[DATASET ROWS start]

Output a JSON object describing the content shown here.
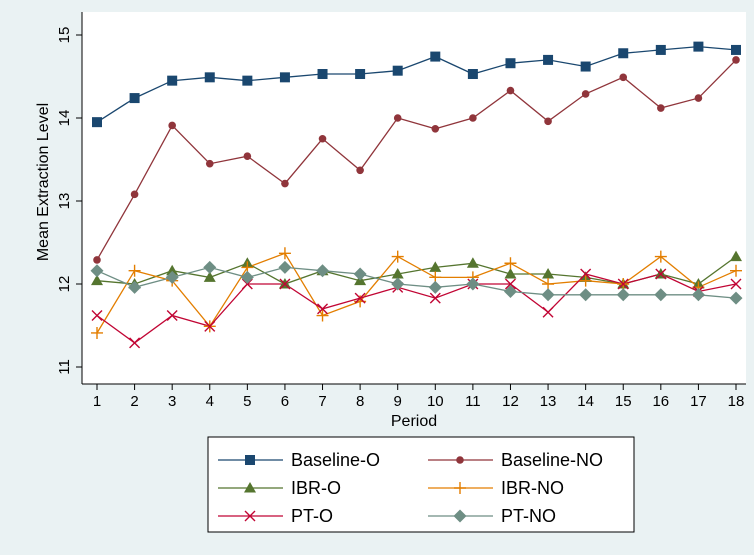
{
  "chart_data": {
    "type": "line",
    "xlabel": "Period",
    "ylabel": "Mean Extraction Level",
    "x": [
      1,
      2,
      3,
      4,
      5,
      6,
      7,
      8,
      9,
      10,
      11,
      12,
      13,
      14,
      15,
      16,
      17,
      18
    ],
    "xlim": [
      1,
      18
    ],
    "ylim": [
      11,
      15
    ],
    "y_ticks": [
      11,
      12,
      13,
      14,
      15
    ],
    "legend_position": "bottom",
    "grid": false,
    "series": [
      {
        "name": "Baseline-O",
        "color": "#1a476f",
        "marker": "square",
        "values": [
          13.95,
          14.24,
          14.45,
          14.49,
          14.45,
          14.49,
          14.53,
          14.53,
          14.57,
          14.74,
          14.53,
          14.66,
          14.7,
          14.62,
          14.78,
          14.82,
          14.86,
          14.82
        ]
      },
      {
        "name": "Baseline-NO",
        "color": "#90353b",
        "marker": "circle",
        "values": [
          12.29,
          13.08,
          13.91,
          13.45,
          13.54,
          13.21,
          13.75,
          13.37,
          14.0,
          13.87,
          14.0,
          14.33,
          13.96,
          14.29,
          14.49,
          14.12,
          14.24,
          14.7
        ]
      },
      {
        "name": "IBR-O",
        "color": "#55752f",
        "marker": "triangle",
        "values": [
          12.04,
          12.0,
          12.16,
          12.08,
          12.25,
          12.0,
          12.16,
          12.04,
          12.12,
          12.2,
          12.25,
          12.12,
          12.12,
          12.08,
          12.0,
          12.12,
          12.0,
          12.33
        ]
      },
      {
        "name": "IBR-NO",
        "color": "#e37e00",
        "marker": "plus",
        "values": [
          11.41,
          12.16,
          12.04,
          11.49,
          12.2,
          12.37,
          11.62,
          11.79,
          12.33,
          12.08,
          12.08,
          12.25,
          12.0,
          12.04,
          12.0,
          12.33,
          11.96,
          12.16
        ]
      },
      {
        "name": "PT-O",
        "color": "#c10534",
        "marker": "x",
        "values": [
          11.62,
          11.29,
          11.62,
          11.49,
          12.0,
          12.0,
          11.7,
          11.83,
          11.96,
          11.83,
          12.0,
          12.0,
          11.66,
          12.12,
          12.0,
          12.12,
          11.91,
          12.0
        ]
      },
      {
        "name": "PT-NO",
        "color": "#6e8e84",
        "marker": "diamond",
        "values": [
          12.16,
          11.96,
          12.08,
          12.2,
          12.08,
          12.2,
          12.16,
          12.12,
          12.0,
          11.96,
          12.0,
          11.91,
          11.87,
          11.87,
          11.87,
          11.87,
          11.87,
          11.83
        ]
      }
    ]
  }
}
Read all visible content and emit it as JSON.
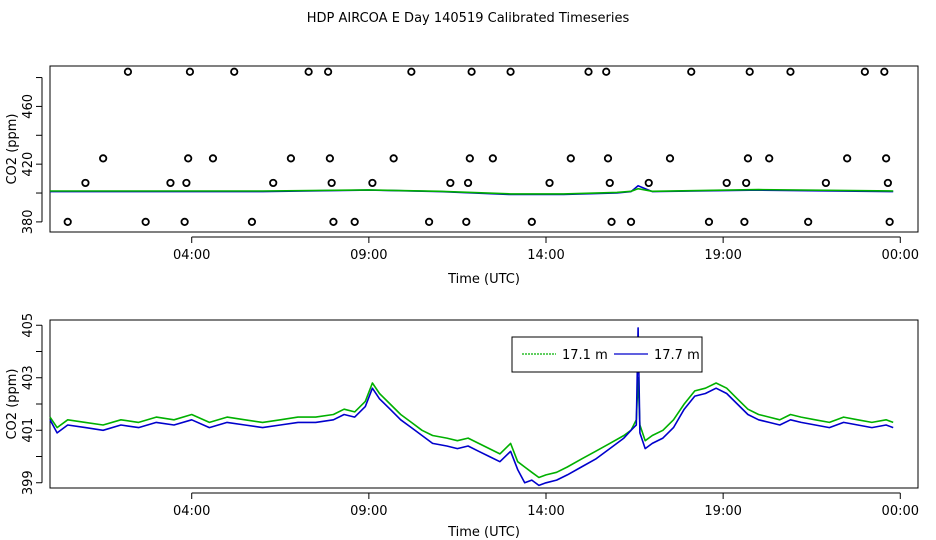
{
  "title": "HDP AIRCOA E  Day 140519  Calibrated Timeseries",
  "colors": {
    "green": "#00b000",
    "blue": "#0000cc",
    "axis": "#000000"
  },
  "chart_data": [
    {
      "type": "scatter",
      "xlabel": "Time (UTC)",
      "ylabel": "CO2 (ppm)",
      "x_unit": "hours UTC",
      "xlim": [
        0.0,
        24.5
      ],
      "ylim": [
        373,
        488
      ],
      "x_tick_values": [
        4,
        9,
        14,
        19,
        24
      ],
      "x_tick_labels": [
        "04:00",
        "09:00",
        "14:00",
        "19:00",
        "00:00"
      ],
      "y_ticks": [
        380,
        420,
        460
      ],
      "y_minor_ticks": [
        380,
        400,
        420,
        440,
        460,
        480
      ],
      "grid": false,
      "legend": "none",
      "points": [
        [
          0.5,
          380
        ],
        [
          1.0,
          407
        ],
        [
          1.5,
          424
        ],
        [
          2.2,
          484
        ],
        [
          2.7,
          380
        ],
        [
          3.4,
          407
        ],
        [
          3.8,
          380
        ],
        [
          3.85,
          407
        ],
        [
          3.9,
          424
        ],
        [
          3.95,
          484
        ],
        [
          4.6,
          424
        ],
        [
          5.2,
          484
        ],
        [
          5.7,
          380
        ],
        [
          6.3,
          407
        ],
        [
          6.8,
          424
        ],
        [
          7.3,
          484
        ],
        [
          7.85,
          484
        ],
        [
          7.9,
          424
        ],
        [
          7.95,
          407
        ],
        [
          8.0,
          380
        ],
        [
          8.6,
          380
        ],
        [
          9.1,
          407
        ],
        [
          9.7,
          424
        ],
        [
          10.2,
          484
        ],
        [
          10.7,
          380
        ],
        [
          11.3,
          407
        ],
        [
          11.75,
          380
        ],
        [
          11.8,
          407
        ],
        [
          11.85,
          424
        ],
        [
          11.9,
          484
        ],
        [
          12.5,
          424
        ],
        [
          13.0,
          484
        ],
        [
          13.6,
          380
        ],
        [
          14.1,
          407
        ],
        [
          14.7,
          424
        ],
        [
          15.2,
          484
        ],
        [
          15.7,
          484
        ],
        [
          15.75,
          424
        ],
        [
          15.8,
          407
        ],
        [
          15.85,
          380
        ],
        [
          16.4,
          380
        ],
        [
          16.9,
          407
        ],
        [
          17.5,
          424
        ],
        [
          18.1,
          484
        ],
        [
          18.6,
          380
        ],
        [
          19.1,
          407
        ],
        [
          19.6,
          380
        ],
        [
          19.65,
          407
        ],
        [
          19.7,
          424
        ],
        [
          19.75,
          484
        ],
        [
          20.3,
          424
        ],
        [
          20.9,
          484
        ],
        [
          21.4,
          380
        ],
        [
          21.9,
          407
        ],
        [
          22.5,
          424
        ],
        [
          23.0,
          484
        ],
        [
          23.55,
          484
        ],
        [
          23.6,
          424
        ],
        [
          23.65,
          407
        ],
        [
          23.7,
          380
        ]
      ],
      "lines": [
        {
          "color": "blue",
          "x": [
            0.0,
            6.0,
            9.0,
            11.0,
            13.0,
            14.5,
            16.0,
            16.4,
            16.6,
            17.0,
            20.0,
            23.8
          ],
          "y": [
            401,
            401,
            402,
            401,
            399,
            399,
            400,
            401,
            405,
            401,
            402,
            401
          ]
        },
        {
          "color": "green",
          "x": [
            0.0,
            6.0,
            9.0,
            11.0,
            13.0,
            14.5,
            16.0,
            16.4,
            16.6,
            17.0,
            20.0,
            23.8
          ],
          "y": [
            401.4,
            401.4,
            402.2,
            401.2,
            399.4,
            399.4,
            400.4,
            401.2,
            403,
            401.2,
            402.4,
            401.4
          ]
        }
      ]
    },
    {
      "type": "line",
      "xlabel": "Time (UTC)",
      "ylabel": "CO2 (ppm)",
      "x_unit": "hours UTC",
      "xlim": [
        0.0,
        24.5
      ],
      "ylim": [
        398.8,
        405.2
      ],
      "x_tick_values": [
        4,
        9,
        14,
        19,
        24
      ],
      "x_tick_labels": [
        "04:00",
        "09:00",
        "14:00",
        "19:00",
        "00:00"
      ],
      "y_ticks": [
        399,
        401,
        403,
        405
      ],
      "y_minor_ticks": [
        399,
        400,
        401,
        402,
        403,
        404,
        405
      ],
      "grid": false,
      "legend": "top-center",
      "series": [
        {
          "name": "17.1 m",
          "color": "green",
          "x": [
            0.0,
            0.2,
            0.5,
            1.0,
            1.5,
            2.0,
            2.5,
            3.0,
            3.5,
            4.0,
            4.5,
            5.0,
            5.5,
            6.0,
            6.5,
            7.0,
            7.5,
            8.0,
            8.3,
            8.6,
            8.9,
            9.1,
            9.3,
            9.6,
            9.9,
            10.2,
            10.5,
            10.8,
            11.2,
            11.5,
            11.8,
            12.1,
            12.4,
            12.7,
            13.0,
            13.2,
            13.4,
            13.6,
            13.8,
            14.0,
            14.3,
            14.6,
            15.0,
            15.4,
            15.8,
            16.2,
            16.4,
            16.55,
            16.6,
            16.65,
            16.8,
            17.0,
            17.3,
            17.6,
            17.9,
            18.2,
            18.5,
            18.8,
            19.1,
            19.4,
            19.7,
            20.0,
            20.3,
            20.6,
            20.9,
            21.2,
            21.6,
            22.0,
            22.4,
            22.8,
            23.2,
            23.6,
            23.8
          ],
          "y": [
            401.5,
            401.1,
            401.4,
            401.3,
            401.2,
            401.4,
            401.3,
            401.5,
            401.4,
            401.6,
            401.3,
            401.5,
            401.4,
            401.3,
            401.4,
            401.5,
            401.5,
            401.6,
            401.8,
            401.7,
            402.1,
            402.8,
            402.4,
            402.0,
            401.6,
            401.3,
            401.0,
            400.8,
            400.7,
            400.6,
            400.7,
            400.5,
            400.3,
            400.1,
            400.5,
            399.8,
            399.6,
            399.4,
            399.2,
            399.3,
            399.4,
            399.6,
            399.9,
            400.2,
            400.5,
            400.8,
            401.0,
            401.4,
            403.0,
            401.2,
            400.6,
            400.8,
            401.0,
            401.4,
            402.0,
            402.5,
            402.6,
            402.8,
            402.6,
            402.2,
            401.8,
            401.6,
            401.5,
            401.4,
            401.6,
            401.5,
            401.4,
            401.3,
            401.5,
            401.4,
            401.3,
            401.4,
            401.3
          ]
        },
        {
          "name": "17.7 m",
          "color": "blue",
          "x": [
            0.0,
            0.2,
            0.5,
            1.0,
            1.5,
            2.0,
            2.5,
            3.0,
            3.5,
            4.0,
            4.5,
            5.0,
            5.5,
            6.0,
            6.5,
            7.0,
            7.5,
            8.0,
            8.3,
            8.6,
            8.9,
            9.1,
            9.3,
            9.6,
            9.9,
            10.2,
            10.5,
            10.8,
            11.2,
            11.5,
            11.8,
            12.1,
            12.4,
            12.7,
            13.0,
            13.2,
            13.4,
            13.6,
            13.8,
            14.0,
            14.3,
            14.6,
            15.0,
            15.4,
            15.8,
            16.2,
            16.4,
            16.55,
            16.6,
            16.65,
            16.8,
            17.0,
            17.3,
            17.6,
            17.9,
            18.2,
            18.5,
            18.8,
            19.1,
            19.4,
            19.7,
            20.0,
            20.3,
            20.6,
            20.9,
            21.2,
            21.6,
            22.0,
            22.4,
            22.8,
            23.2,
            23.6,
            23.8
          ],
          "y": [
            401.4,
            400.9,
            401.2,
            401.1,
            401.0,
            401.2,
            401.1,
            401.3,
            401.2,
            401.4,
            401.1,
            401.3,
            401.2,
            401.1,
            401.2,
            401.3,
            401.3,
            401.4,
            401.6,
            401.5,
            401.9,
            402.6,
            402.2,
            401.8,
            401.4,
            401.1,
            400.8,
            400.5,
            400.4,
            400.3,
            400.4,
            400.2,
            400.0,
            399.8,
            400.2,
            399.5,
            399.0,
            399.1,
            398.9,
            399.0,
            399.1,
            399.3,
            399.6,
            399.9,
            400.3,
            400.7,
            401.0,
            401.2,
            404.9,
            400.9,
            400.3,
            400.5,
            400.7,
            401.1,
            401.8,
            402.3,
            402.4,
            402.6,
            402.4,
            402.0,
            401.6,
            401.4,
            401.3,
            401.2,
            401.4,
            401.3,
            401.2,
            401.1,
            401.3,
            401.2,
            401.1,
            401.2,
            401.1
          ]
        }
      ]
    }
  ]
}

[DATASET ROWS end]

JOB:
Check every line in the material above for the string "JSON", then give only the number of lines that have it.

OUTPUT FOR THIS TASK:
2